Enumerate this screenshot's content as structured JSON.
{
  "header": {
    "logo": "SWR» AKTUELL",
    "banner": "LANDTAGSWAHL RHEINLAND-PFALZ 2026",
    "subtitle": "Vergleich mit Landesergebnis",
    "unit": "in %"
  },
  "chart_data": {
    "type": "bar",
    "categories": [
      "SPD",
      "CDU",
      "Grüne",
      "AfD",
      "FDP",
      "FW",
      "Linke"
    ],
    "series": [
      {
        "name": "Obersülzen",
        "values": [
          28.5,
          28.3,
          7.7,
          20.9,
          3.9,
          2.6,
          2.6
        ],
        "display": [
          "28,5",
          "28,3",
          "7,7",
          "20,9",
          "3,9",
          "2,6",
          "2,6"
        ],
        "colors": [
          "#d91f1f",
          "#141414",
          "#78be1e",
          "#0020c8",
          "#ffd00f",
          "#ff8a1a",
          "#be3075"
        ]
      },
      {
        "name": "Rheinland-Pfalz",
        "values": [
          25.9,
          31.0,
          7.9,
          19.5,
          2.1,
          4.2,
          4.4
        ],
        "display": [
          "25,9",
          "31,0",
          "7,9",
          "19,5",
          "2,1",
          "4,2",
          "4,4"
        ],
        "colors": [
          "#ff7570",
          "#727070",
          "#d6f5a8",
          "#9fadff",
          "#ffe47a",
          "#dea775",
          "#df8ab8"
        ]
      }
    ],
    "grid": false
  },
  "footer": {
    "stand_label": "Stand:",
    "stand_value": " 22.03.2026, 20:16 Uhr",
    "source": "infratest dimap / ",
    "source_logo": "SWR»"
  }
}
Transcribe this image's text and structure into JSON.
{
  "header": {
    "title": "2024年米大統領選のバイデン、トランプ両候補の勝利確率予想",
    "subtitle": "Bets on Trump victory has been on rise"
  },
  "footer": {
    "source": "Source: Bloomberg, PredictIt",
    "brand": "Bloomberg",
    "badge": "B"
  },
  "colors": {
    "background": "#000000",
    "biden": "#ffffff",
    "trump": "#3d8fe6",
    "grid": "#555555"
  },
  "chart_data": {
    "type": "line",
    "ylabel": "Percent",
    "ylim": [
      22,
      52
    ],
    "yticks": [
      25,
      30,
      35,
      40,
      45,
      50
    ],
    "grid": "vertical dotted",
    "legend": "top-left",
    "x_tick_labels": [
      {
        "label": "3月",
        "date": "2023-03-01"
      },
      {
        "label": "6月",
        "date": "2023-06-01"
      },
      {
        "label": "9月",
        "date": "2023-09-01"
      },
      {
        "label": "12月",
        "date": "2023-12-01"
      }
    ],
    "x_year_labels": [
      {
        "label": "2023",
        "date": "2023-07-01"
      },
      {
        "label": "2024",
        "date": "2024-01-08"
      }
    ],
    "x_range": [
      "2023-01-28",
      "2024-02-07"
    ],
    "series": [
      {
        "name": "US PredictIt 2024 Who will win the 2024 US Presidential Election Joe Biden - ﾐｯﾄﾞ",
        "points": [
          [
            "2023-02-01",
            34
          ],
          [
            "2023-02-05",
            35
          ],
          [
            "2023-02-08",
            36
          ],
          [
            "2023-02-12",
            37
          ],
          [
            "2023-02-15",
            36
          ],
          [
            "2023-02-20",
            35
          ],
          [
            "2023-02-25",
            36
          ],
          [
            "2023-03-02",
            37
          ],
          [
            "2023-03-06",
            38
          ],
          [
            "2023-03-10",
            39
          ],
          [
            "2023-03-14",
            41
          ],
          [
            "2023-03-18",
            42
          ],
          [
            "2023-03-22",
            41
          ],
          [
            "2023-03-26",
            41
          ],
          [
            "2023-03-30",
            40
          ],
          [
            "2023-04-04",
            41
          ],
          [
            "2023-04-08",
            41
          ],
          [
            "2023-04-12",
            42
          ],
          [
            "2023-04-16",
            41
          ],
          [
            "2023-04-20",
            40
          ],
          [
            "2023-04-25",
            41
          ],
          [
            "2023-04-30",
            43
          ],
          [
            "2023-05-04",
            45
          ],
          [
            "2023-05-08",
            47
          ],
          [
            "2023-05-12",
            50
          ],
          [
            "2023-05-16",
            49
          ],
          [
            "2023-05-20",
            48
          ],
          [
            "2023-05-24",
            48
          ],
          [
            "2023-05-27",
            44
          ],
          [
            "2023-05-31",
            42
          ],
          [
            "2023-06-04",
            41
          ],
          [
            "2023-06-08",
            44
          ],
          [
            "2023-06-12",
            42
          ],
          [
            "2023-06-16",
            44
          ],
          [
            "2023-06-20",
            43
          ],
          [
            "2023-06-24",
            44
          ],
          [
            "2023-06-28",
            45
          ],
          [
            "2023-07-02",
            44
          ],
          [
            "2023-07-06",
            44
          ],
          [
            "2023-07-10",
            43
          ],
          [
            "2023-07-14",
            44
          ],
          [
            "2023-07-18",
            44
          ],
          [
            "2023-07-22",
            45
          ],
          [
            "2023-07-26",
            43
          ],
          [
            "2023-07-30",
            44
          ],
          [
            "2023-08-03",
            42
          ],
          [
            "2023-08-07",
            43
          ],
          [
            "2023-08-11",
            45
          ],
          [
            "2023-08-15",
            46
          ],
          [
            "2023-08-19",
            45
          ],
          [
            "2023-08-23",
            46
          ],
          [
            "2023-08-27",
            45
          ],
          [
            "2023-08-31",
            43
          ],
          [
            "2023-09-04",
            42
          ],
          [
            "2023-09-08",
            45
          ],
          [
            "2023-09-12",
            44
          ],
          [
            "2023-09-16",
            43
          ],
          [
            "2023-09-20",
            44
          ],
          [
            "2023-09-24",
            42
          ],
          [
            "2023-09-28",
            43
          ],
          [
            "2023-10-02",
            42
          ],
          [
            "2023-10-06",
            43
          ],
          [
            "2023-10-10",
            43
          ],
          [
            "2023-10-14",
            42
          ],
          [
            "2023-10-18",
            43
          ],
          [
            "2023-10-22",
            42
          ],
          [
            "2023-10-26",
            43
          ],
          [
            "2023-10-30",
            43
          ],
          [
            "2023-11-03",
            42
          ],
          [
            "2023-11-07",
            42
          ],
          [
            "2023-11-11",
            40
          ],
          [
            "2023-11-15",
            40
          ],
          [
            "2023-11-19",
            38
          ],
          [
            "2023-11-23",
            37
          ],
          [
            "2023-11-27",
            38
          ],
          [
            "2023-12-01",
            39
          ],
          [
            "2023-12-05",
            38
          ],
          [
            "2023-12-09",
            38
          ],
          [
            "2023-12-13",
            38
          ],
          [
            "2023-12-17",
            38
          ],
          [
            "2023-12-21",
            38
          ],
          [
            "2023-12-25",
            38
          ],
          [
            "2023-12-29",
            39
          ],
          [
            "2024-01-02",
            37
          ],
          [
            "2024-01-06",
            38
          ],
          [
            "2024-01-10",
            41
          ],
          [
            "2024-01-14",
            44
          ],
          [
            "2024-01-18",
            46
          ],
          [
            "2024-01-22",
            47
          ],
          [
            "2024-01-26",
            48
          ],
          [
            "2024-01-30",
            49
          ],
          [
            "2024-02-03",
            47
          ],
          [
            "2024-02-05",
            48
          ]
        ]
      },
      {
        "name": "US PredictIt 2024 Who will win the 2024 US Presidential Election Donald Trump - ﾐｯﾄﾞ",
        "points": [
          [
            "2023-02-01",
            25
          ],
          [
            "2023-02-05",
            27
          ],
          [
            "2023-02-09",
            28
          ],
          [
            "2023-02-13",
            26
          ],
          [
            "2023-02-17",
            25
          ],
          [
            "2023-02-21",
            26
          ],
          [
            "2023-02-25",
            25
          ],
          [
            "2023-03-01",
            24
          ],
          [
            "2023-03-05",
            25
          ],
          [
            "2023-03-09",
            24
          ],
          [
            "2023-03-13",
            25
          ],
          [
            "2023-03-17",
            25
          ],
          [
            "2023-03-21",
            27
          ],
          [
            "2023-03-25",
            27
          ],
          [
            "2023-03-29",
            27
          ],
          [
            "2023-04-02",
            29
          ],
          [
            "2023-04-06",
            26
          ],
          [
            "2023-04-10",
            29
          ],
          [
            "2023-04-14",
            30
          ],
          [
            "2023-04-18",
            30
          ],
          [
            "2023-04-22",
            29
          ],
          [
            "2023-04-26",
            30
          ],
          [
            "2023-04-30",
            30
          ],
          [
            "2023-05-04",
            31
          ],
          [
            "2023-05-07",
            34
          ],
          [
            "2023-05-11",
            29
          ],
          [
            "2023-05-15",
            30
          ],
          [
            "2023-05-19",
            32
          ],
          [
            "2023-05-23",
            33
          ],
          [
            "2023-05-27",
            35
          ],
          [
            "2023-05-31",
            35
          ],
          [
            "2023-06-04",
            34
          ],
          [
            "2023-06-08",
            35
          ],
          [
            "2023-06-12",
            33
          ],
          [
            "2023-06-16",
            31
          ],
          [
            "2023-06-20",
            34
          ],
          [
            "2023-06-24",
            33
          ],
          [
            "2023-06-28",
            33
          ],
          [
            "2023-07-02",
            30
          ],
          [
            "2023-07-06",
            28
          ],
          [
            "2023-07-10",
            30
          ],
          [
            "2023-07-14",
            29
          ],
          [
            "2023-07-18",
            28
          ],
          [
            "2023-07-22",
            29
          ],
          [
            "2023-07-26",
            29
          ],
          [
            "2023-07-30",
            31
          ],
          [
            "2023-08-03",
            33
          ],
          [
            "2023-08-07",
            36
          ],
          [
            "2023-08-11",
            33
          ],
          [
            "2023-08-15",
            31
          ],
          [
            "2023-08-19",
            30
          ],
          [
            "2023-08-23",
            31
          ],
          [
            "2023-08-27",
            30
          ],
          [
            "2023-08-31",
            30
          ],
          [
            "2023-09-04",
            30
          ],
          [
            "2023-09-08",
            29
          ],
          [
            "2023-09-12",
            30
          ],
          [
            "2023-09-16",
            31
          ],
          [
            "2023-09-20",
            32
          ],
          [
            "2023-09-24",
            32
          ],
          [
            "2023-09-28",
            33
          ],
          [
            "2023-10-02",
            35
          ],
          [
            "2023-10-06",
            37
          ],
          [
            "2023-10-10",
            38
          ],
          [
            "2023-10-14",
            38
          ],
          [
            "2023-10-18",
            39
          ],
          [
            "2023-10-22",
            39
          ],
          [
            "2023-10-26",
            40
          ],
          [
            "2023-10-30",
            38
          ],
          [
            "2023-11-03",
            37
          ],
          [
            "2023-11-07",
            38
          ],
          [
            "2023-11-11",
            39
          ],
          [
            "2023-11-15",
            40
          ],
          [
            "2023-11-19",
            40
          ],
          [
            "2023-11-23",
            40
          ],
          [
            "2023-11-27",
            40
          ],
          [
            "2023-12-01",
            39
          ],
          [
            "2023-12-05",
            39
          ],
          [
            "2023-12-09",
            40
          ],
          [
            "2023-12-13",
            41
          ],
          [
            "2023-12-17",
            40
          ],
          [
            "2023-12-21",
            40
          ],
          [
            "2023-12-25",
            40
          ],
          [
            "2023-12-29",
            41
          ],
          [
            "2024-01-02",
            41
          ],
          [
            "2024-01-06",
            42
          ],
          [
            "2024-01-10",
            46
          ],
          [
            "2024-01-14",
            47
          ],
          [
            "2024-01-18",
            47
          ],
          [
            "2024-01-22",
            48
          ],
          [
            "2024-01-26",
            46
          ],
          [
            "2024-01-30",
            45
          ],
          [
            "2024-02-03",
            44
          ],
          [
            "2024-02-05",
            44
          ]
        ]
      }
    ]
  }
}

····················

_Written task_
Check each line above for the word "JSON" and give the number of lines that have it, nothing else.

_Task solution_
2